Wherever the string "this" appears in a line, extract that line.

[Dataset records on visual material]
● ● ● ● ●
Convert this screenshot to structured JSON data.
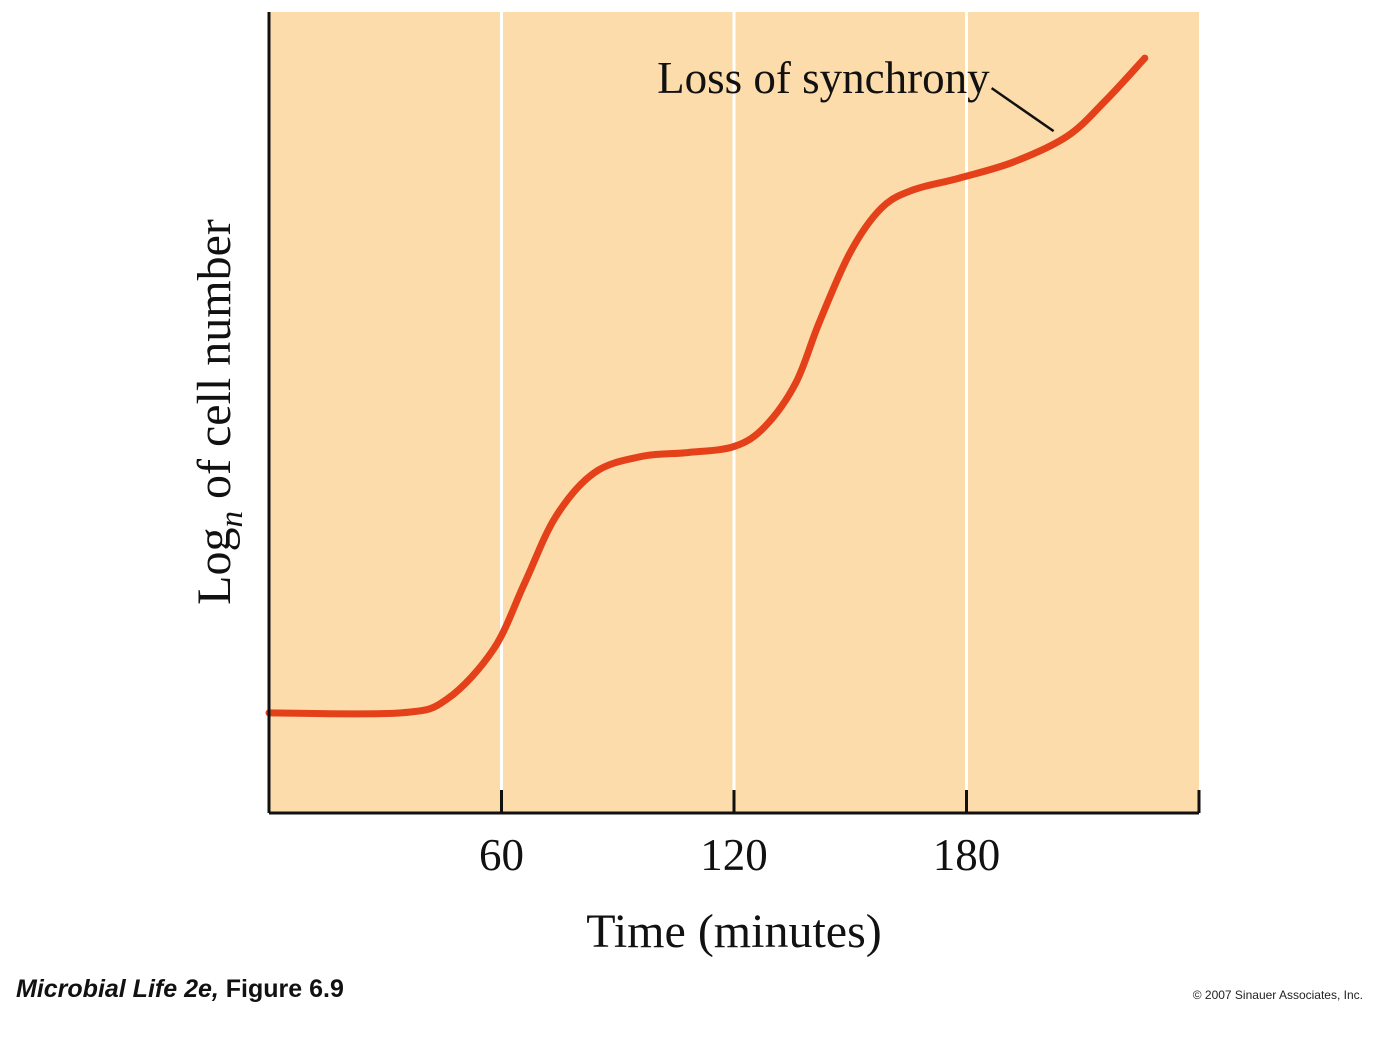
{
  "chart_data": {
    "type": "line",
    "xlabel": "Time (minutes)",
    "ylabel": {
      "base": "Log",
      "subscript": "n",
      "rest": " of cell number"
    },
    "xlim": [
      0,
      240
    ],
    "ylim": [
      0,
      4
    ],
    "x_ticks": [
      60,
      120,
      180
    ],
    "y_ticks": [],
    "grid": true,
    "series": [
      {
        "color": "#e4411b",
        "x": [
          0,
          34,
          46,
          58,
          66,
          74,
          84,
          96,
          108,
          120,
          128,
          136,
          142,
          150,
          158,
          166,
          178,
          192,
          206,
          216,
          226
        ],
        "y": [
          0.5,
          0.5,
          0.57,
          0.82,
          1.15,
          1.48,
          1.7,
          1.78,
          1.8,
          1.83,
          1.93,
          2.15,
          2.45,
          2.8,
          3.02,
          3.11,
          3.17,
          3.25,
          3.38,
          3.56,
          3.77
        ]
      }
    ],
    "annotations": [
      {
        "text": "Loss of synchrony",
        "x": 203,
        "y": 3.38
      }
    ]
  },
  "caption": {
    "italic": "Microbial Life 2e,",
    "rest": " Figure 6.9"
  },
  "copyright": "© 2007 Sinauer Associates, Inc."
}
● ● ● ● ●
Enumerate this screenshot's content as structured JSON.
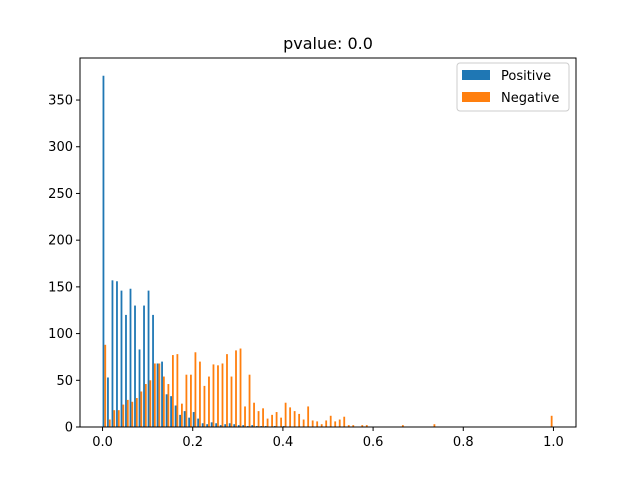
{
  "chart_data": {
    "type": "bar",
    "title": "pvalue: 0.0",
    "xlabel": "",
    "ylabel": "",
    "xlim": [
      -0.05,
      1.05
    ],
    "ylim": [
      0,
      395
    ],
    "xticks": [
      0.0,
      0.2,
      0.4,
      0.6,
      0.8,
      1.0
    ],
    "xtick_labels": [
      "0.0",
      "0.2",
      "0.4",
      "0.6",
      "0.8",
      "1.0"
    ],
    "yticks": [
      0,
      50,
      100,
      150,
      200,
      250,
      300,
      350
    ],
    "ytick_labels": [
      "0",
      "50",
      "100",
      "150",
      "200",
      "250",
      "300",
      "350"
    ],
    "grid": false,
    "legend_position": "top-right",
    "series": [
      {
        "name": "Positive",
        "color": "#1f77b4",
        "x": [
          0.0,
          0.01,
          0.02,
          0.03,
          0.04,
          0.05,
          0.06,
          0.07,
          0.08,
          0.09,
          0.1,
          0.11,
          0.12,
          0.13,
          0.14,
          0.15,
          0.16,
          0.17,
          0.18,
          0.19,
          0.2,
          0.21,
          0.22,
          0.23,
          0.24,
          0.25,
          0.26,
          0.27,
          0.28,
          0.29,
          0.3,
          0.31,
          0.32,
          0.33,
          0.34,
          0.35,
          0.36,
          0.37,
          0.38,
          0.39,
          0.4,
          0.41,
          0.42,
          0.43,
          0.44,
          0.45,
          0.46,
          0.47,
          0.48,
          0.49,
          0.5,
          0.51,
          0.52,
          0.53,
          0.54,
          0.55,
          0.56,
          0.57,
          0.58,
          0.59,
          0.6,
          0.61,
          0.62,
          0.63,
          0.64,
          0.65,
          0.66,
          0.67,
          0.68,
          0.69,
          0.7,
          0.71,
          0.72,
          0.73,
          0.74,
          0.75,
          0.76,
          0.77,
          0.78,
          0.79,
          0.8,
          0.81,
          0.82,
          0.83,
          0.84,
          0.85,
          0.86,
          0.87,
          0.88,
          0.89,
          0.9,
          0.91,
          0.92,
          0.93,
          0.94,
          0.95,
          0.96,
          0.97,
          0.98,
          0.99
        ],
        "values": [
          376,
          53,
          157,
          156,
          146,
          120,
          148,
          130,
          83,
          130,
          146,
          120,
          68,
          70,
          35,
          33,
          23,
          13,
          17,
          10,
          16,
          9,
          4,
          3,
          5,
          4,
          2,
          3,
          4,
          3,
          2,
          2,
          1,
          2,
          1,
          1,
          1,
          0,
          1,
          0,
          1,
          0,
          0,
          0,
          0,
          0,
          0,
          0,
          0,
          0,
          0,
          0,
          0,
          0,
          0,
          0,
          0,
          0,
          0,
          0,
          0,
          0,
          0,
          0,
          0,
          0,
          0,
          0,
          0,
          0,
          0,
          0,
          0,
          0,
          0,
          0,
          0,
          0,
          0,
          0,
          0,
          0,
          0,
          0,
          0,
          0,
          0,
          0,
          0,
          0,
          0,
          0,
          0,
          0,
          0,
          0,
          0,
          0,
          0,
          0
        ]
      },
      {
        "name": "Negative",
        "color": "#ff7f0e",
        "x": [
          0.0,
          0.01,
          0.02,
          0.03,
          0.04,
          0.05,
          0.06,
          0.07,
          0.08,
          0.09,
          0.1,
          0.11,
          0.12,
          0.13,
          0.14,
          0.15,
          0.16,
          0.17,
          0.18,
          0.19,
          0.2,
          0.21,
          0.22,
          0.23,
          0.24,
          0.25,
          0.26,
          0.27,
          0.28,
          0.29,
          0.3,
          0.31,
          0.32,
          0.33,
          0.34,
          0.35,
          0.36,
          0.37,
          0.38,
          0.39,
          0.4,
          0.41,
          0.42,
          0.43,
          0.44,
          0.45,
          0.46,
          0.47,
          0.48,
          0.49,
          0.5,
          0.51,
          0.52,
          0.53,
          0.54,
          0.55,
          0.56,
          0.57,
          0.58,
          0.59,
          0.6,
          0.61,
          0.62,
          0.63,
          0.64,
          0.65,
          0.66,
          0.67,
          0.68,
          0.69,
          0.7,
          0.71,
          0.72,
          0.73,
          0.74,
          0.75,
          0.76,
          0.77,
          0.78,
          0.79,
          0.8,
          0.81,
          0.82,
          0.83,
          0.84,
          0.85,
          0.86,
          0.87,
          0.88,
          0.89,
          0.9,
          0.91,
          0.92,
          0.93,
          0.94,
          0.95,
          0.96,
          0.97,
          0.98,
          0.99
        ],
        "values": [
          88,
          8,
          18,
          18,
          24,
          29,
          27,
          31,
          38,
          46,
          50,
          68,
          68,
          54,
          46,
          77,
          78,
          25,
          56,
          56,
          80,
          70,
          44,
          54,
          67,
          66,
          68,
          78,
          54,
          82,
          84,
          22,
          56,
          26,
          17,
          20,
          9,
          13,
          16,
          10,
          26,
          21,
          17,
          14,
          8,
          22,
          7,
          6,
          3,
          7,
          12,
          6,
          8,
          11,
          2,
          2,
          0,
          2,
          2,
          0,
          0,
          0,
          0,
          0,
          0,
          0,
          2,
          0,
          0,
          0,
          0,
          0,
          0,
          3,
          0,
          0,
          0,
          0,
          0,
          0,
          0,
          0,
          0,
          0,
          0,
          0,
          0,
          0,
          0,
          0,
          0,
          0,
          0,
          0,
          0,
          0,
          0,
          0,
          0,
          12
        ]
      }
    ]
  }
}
● ● ● ● ●
__Answer for the task__.
Convert this screenshot to structured JSON data.
Enumerate this screenshot's content as structured JSON.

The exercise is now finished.